Aim of the task —
Find the string "marker" in the entries and copy each line that has it.

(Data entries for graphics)
________________________________________

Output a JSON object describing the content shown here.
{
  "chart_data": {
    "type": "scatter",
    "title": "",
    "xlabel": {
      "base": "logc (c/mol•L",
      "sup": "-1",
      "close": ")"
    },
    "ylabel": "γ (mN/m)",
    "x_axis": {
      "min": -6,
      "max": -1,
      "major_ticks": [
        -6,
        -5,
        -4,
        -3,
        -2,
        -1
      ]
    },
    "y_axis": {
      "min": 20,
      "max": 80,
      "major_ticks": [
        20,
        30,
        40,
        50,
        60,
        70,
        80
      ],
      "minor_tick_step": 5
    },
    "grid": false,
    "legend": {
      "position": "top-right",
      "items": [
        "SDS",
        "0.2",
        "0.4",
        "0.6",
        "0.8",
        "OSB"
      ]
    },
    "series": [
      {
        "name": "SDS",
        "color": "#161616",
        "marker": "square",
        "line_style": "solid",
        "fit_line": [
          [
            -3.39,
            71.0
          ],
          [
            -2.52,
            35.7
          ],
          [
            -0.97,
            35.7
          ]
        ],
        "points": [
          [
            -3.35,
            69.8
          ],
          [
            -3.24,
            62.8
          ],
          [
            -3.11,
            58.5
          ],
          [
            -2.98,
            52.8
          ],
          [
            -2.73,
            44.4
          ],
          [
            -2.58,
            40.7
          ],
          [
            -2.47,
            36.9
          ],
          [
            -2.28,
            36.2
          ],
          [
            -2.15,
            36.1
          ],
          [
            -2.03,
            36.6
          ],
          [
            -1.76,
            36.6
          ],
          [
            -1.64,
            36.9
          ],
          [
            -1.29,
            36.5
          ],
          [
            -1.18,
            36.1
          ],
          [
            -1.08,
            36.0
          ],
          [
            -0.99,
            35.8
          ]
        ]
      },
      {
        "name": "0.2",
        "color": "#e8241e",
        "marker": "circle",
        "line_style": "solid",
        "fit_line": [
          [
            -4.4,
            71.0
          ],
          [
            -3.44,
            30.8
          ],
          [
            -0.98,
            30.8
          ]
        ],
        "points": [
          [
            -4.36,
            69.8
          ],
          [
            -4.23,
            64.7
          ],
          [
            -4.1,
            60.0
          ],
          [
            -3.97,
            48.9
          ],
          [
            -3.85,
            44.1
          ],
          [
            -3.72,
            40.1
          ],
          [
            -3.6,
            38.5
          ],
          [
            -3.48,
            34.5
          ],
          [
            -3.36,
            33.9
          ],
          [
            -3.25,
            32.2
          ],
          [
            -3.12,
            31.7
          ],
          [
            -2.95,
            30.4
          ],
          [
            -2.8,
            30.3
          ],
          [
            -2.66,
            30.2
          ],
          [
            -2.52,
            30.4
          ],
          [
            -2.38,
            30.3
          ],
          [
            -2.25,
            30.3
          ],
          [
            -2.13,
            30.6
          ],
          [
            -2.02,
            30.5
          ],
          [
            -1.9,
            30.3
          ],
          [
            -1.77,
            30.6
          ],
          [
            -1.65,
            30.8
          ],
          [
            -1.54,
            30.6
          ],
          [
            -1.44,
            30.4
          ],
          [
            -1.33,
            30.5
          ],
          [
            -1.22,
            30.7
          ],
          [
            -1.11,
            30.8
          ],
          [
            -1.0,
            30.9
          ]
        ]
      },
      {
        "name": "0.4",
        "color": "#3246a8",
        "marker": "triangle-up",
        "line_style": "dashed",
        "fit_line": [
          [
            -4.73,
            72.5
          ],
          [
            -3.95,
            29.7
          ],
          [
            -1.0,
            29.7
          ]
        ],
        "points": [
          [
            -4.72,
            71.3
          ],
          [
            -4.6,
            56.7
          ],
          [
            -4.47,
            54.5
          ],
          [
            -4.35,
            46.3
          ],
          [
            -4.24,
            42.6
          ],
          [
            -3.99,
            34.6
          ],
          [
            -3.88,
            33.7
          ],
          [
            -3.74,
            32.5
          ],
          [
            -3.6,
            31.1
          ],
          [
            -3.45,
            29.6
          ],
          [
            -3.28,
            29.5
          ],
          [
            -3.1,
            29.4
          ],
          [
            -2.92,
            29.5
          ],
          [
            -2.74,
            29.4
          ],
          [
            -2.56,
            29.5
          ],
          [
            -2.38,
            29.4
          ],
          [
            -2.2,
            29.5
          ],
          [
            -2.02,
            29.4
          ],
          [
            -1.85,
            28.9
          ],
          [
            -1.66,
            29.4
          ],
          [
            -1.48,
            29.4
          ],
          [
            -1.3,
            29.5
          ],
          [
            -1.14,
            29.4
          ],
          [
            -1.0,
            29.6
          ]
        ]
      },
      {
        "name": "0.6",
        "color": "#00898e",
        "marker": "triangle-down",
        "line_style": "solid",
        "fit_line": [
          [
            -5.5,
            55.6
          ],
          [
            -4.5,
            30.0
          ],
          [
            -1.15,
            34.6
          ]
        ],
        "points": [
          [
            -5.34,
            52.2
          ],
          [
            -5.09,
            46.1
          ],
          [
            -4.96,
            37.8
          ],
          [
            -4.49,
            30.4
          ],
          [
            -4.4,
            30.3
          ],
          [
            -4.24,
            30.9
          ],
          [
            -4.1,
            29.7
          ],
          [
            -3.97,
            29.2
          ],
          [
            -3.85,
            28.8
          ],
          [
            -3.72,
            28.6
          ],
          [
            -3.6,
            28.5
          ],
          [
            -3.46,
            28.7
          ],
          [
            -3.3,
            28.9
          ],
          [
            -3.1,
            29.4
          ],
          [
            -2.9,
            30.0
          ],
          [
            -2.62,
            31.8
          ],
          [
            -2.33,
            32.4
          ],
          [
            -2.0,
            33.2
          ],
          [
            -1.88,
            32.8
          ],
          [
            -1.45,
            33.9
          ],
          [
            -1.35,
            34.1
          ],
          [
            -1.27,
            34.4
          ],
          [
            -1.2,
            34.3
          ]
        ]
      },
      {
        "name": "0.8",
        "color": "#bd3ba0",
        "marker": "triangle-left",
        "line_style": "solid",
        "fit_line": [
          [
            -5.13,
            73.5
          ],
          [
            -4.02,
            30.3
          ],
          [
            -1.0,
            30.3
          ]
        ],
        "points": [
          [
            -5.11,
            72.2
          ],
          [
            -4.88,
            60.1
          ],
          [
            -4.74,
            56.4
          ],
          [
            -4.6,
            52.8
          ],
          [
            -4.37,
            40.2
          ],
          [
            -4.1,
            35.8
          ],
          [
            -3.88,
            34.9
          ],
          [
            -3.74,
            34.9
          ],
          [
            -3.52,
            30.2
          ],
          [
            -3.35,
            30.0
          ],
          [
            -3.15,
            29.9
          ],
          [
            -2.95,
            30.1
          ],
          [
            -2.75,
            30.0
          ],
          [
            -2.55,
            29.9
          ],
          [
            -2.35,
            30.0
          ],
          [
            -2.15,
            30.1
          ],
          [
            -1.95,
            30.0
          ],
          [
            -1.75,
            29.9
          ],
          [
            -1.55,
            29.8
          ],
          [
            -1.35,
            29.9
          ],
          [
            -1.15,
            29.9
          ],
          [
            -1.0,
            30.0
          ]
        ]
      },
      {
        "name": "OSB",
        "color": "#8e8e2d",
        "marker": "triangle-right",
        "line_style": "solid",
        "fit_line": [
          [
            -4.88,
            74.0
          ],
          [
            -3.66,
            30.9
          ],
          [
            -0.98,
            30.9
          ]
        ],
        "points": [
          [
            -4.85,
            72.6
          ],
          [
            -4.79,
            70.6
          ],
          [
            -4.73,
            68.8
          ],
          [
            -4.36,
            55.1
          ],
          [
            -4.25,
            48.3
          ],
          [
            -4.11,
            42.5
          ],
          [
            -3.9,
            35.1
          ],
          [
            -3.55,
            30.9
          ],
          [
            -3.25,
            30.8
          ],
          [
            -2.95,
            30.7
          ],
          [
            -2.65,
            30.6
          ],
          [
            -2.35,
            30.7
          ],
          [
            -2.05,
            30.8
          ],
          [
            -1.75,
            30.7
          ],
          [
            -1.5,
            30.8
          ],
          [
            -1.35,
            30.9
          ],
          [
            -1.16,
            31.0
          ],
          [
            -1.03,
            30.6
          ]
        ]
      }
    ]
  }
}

________________________________________

Solution for this task —
        "marker": "square",
        "marker": "circle",
        "marker": "triangle-up",
        "marker": "triangle-down",
        "marker": "triangle-left",
        "marker": "triangle-right",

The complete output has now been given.